### STATED PROBLEM
Give the data below again, word for word.

### DATA IN THIS EXERCISE
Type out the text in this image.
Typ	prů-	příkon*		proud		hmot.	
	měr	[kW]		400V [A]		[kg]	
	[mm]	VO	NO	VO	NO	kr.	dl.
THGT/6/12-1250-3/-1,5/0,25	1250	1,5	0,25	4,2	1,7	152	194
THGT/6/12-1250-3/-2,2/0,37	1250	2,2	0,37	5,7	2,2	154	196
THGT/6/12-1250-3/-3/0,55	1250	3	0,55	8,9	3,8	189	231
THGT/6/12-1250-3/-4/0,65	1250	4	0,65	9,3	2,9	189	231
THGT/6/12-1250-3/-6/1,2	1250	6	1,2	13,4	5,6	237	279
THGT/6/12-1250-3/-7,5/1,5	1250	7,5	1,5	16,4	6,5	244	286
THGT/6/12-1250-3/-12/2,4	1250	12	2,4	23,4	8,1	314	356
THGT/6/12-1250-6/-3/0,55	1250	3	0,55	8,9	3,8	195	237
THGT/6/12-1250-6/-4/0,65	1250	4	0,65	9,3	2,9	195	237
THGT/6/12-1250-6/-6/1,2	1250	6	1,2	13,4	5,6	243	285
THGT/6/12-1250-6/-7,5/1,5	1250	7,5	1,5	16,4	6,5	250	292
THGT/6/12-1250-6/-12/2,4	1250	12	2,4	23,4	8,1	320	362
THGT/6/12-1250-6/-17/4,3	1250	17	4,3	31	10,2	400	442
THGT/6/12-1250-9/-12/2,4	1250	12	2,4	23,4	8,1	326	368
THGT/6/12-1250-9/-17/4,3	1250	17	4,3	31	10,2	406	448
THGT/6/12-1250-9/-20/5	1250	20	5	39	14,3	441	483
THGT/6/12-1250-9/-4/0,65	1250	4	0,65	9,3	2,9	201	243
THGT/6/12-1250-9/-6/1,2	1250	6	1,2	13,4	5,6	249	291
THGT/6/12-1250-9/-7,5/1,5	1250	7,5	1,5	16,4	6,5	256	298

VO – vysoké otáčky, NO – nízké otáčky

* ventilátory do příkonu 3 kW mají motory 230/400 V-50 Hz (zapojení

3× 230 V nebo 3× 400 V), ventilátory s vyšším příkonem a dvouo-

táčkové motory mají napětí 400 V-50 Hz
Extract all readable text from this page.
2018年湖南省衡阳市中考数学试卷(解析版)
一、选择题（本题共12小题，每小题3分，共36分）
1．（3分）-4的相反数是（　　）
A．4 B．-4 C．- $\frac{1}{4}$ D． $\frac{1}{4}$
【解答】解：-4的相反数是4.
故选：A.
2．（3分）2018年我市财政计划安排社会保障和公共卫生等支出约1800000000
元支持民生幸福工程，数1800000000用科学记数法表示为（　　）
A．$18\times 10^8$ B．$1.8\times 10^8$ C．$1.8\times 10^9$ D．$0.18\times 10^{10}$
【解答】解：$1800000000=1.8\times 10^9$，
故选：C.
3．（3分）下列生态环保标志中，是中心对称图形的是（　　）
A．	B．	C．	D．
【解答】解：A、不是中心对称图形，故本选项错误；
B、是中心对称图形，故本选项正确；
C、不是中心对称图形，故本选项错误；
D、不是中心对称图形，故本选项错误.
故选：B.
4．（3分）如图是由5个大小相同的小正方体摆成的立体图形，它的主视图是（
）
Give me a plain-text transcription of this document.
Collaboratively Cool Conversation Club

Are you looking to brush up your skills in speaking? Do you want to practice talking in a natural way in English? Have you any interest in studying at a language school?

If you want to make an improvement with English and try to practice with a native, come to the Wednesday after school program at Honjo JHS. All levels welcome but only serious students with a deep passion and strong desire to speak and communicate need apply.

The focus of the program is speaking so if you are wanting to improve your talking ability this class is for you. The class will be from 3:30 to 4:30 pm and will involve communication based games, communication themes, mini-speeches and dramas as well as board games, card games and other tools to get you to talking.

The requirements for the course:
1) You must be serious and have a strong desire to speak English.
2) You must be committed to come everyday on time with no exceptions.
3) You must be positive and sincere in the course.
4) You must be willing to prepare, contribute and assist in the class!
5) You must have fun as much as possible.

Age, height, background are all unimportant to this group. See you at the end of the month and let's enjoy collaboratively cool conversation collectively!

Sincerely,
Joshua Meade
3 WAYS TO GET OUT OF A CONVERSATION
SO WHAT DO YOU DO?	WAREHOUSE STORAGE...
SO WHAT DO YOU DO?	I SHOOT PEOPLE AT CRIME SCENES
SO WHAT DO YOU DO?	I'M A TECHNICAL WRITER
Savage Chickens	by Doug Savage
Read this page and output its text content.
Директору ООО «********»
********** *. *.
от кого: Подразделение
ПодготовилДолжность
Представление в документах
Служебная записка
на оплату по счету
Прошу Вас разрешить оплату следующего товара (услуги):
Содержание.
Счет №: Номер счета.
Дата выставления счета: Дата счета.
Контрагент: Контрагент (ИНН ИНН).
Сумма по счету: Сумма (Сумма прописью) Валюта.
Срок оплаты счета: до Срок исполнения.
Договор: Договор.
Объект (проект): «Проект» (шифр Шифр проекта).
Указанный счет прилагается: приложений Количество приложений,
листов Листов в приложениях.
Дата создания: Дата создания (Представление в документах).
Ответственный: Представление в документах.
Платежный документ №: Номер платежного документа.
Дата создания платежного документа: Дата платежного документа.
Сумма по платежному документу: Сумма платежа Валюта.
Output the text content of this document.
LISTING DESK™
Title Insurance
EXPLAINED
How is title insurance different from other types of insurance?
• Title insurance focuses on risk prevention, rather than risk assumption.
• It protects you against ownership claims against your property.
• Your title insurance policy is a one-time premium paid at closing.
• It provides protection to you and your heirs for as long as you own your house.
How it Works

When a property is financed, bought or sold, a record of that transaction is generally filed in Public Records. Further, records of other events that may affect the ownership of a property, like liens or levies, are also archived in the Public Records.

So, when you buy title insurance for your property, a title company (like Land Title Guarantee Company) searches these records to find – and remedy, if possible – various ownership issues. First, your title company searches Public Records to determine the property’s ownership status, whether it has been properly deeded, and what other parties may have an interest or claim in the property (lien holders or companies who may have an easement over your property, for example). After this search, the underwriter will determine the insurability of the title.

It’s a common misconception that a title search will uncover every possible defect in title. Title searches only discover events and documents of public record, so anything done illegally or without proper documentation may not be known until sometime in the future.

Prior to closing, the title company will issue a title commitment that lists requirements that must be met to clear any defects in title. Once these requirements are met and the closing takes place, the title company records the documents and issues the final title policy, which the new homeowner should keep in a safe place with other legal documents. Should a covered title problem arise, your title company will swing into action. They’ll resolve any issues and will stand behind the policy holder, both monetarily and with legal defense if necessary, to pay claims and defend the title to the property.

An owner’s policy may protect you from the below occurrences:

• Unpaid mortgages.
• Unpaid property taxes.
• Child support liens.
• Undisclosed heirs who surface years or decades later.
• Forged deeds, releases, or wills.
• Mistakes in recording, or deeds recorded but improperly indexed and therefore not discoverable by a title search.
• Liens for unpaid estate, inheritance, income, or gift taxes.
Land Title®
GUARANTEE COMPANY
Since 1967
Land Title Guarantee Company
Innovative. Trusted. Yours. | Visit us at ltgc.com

### EXPECTED ANSWER
Type out the text in this image.
Typ	prů-	příkon*		proud		hmot.	
	měr	[kW]		400V [A]		[kg]	
	[mm]	VO	NO	VO	NO	kr.	dl.
THGT/6/12-1250-3/-1,5/0,25	1250	1,5	0,25	4,2	1,7	152	194
THGT/6/12-1250-3/-2,2/0,37	1250	2,2	0,37	5,7	2,2	154	196
THGT/6/12-1250-3/-3/0,55	1250	3	0,55	8,9	3,8	189	231
THGT/6/12-1250-3/-4/0,65	1250	4	0,65	9,3	2,9	189	231
THGT/6/12-1250-3/-6/1,2	1250	6	1,2	13,4	5,6	237	279
THGT/6/12-1250-3/-7,5/1,5	1250	7,5	1,5	16,4	6,5	244	286
THGT/6/12-1250-3/-12/2,4	1250	12	2,4	23,4	8,1	314	356
THGT/6/12-1250-6/-3/0,55	1250	3	0,55	8,9	3,8	195	237
THGT/6/12-1250-6/-4/0,65	1250	4	0,65	9,3	2,9	195	237
THGT/6/12-1250-6/-6/1,2	1250	6	1,2	13,4	5,6	243	285
THGT/6/12-1250-6/-7,5/1,5	1250	7,5	1,5	16,4	6,5	250	292
THGT/6/12-1250-6/-12/2,4	1250	12	2,4	23,4	8,1	320	362
THGT/6/12-1250-6/-17/4,3	1250	17	4,3	31	10,2	400	442
THGT/6/12-1250-9/-12/2,4	1250	12	2,4	23,4	8,1	326	368
THGT/6/12-1250-9/-17/4,3	1250	17	4,3	31	10,2	406	448
THGT/6/12-1250-9/-20/5	1250	20	5	39	14,3	441	483
THGT/6/12-1250-9/-4/0,65	1250	4	0,65	9,3	2,9	201	243
THGT/6/12-1250-9/-6/1,2	1250	6	1,2	13,4	5,6	249	291
THGT/6/12-1250-9/-7,5/1,5	1250	7,5	1,5	16,4	6,5	256	298

VO – vysoké otáčky, NO – nízké otáčky

* ventilátory do příkonu 3 kW mají motory 230/400 V-50 Hz (zapojení

3× 230 V nebo 3× 400 V), ventilátory s vyšším příkonem a dvouo-

táčkové motory mají napětí 400 V-50 Hz
Extract all readable text from this page.
2018年湖南省衡阳市中考数学试卷(解析版)
一、选择题（本题共12小题，每小题3分，共36分）
1．（3分）-4的相反数是（　　）
A．4 B．-4 C．- $\frac{1}{4}$ D． $\frac{1}{4}$
【解答】解：-4的相反数是4.
故选：A.
2．（3分）2018年我市财政计划安排社会保障和公共卫生等支出约1800000000
元支持民生幸福工程，数1800000000用科学记数法表示为（　　）
A．$18\times 10^8$ B．$1.8\times 10^8$ C．$1.8\times 10^9$ D．$0.18\times 10^{10}$
【解答】解：$1800000000=1.8\times 10^9$，
故选：C.
3．（3分）下列生态环保标志中，是中心对称图形的是（　　）
A．	B．	C．	D．
【解答】解：A、不是中心对称图形，故本选项错误；
B、是中心对称图形，故本选项正确；
C、不是中心对称图形，故本选项错误；
D、不是中心对称图形，故本选项错误.
故选：B.
4．（3分）如图是由5个大小相同的小正方体摆成的立体图形，它的主视图是（
）
Give me a plain-text transcription of this document.
Collaboratively Cool Conversation Club

Are you looking to brush up your skills in speaking? Do you want to practice talking in a natural way in English? Have you any interest in studying at a language school?

If you want to make an improvement with English and try to practice with a native, come to the Wednesday after school program at Honjo JHS. All levels welcome but only serious students with a deep passion and strong desire to speak and communicate need apply.

The focus of the program is speaking so if you are wanting to improve your talking ability this class is for you. The class will be from 3:30 to 4:30 pm and will involve communication based games, communication themes, mini-speeches and dramas as well as board games, card games and other tools to get you to talking.

The requirements for the course:
1) You must be serious and have a strong desire to speak English.
2) You must be committed to come everyday on time with no exceptions.
3) You must be positive and sincere in the course.
4) You must be willing to prepare, contribute and assist in the class!
5) You must have fun as much as possible.

Age, height, background are all unimportant to this group. See you at the end of the month and let's enjoy collaboratively cool conversation collectively!

Sincerely,
Joshua Meade
3 WAYS TO GET OUT OF A CONVERSATION
SO WHAT DO YOU DO?	WAREHOUSE STORAGE...
SO WHAT DO YOU DO?	I SHOOT PEOPLE AT CRIME SCENES
SO WHAT DO YOU DO?	I'M A TECHNICAL WRITER
Savage Chickens	by Doug Savage
Read this page and output its text content.
Директору ООО «********»
********** *. *.
от кого: Подразделение
ПодготовилДолжность
Представление в документах
Служебная записка
на оплату по счету
Прошу Вас разрешить оплату следующего товара (услуги):
Содержание.
Счет №: Номер счета.
Дата выставления счета: Дата счета.
Контрагент: Контрагент (ИНН ИНН).
Сумма по счету: Сумма (Сумма прописью) Валюта.
Срок оплаты счета: до Срок исполнения.
Договор: Договор.
Объект (проект): «Проект» (шифр Шифр проекта).
Указанный счет прилагается: приложений Количество приложений,
листов Листов в приложениях.
Дата создания: Дата создания (Представление в документах).
Ответственный: Представление в документах.
Платежный документ №: Номер платежного документа.
Дата создания платежного документа: Дата платежного документа.
Сумма по платежному документу: Сумма платежа Валюта.
Output the text content of this document.
LISTING DESK™
Title Insurance
EXPLAINED
How is title insurance different from other types of insurance?
• Title insurance focuses on risk prevention, rather than risk assumption.
• It protects you against ownership claims against your property.
• Your title insurance policy is a one-time premium paid at closing.
• It provides protection to you and your heirs for as long as you own your house.
How it Works

When a property is financed, bought or sold, a record of that transaction is generally filed in Public Records. Further, records of other events that may affect the ownership of a property, like liens or levies, are also archived in the Public Records.

So, when you buy title insurance for your property, a title company (like Land Title Guarantee Company) searches these records to find – and remedy, if possible – various ownership issues. First, your title company searches Public Records to determine the property’s ownership status, whether it has been properly deeded, and what other parties may have an interest or claim in the property (lien holders or companies who may have an easement over your property, for example). After this search, the underwriter will determine the insurability of the title.

It’s a common misconception that a title search will uncover every possible defect in title. Title searches only discover events and documents of public record, so anything done illegally or without proper documentation may not be known until sometime in the future.

Prior to closing, the title company will issue a title commitment that lists requirements that must be met to clear any defects in title. Once these requirements are met and the closing takes place, the title company records the documents and issues the final title policy, which the new homeowner should keep in a safe place with other legal documents. Should a covered title problem arise, your title company will swing into action. They’ll resolve any issues and will stand behind the policy holder, both monetarily and with legal defense if necessary, to pay claims and defend the title to the property.

An owner’s policy may protect you from the below occurrences:

• Unpaid mortgages.
• Unpaid property taxes.
• Child support liens.
• Undisclosed heirs who surface years or decades later.
• Forged deeds, releases, or wills.
• Mistakes in recording, or deeds recorded but improperly indexed and therefore not discoverable by a title search.
• Liens for unpaid estate, inheritance, income, or gift taxes.
Land Title®
GUARANTEE COMPANY
Since 1967
Land Title Guarantee Company
Innovative. Trusted. Yours. | Visit us at ltgc.com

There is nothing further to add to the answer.